■ **Data records**
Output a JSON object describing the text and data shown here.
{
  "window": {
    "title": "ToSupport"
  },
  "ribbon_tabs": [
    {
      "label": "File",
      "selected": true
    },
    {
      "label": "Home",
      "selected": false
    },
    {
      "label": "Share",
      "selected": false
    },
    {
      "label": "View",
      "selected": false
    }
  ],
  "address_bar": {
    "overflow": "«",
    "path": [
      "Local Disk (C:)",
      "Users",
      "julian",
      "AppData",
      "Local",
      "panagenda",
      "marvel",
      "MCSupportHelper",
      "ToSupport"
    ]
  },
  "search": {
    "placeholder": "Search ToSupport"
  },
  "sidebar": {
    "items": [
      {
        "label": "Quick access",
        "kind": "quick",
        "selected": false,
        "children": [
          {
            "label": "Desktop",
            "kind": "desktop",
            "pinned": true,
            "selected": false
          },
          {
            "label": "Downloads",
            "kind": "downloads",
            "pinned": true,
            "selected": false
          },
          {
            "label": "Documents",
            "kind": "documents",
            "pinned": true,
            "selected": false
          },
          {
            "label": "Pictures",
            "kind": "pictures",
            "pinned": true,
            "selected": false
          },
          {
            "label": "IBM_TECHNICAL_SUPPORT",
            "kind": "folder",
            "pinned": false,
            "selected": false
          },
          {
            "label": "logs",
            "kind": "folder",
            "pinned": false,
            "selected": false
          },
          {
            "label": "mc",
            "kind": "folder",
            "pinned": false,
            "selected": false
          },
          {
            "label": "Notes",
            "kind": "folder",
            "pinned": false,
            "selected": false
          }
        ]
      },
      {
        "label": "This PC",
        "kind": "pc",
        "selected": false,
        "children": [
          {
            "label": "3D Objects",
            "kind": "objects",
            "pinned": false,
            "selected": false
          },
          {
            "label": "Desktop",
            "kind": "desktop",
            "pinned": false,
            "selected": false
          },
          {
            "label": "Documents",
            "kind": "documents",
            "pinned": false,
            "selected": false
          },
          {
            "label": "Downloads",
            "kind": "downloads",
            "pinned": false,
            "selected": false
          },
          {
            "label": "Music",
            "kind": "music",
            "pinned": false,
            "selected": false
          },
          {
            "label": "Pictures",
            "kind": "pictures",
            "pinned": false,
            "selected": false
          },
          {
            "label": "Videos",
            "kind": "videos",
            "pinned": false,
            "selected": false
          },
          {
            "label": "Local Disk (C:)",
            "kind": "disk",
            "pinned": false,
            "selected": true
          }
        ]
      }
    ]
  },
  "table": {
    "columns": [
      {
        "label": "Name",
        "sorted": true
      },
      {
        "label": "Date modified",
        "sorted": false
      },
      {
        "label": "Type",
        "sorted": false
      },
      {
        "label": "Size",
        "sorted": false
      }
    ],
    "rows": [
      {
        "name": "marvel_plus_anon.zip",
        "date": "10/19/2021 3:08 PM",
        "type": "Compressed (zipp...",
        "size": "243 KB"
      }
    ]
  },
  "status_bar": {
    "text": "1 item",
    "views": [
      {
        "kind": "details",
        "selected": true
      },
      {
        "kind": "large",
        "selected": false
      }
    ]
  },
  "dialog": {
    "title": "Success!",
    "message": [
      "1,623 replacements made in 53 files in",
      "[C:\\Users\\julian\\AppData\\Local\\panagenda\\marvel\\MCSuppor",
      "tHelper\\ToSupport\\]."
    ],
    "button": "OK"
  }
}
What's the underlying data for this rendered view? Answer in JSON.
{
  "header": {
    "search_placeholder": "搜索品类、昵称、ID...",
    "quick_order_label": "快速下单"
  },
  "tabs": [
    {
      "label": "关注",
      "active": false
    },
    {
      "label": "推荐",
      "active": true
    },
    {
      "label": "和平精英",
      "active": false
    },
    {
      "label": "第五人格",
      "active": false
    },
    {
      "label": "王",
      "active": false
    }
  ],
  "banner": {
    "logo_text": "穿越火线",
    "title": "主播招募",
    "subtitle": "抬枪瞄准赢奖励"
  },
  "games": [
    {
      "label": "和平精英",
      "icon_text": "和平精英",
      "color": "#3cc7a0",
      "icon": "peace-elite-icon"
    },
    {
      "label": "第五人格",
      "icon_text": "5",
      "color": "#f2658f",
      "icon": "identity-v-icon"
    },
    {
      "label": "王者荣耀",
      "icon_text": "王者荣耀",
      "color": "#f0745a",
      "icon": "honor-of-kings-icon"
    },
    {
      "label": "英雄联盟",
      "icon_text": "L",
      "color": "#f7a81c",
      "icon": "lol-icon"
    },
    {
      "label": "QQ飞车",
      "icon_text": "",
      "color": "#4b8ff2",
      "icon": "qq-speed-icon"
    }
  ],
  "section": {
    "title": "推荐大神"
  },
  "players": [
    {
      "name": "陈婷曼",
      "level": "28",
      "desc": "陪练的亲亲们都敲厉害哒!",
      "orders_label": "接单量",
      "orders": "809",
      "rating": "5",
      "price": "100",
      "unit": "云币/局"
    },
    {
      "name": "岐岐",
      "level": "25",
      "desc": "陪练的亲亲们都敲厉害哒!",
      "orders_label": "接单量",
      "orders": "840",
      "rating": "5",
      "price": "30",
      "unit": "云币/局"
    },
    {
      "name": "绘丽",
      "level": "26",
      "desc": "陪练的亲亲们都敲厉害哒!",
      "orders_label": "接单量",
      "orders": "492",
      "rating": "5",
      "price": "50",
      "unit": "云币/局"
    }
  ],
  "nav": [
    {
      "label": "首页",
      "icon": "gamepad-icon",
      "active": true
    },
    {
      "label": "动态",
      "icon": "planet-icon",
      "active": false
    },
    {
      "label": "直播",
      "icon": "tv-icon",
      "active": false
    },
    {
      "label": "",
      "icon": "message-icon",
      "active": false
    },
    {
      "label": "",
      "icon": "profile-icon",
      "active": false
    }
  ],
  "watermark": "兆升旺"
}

■ **PROMPT**
Tally the lines of the listing that include "color". Reply with nothing but the count.

■ **PROBLEM SOLUTION**
5